START Exercise input
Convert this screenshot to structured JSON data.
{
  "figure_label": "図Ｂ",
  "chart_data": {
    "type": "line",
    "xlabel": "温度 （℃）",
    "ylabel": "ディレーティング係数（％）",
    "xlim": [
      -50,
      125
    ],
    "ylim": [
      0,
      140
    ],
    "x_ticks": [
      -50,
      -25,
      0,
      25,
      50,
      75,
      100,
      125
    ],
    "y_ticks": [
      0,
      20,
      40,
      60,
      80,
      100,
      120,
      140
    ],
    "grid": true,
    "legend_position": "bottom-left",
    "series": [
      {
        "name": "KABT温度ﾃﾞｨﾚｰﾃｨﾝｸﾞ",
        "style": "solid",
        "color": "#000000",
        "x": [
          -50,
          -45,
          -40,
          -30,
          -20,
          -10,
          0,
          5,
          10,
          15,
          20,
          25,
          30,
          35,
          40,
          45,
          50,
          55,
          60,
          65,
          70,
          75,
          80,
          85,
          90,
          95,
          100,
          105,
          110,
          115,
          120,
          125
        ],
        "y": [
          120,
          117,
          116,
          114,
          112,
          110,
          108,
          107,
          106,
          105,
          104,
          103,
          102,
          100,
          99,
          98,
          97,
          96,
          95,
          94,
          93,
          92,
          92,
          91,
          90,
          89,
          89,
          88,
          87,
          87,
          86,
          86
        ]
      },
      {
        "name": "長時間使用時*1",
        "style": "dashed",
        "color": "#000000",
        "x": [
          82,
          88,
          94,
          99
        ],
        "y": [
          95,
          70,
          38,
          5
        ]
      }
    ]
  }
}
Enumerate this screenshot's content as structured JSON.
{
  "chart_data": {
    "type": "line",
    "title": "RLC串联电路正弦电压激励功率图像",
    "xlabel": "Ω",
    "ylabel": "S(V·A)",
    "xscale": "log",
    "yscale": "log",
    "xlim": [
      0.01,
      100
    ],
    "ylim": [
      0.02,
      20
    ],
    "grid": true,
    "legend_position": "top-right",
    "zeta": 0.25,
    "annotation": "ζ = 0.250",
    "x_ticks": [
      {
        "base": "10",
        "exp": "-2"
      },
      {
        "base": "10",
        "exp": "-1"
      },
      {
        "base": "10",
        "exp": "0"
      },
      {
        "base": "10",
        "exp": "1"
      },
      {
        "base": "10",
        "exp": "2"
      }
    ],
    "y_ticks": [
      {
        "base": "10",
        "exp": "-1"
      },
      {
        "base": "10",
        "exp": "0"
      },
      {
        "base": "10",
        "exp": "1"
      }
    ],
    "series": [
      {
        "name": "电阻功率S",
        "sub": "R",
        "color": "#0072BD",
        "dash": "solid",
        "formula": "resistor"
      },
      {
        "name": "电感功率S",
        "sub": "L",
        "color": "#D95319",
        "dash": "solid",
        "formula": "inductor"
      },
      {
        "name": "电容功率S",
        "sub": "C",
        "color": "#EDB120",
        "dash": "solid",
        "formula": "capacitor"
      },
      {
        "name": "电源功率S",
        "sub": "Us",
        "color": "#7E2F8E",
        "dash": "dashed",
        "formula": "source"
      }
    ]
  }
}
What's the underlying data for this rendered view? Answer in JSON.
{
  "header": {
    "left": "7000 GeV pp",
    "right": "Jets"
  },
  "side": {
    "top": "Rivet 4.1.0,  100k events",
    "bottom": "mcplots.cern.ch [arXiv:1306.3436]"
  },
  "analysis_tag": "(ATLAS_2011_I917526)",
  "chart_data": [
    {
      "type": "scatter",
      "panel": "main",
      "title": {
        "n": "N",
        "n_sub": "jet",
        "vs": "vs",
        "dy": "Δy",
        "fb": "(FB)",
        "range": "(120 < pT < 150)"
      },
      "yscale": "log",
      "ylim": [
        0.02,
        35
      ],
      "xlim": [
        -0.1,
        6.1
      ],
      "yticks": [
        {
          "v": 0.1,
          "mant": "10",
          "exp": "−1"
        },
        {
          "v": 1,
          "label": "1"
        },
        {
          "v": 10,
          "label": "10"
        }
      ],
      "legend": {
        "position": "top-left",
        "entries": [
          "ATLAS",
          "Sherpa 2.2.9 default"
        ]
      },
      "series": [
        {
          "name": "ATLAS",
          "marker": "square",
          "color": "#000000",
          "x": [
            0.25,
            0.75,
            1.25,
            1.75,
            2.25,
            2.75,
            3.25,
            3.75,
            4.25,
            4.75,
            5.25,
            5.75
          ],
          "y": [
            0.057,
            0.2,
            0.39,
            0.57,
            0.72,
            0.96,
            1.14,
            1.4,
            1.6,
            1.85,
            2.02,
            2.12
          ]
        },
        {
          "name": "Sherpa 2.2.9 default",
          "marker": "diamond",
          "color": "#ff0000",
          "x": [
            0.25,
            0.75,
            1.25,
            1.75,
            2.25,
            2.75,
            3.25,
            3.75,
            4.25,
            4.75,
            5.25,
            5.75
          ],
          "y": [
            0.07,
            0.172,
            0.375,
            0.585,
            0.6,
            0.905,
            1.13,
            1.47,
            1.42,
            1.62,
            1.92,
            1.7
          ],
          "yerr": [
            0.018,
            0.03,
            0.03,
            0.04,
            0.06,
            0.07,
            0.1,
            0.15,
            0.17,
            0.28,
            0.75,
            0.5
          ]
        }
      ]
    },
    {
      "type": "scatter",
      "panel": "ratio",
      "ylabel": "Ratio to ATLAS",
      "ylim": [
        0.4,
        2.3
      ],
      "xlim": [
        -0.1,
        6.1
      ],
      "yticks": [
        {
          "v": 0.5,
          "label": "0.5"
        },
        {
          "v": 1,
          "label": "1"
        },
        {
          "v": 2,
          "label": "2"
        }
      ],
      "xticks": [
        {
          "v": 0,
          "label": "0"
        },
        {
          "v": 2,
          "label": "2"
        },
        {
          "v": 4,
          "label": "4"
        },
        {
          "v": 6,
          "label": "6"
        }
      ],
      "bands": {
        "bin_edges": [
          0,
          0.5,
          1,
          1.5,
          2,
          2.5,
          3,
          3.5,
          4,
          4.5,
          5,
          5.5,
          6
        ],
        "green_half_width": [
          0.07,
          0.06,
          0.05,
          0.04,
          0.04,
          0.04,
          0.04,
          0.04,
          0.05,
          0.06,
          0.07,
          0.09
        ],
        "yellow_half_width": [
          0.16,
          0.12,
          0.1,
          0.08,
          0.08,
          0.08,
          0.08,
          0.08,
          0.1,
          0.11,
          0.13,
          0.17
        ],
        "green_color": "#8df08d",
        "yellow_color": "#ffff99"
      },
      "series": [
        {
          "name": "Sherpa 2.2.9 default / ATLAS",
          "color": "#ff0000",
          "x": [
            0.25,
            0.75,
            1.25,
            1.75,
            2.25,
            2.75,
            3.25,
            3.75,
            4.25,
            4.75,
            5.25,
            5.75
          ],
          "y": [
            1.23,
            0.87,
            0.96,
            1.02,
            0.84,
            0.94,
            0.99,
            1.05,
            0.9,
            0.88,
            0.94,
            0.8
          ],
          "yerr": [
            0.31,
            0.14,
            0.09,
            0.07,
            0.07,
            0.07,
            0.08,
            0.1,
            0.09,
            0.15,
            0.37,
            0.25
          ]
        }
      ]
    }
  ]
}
END Exercise input
Problem to solve:
Extract, from the listing above, every line where the string "right" occurs.

Task response:
    "legend_position": "top-right",
    "right": "Jets"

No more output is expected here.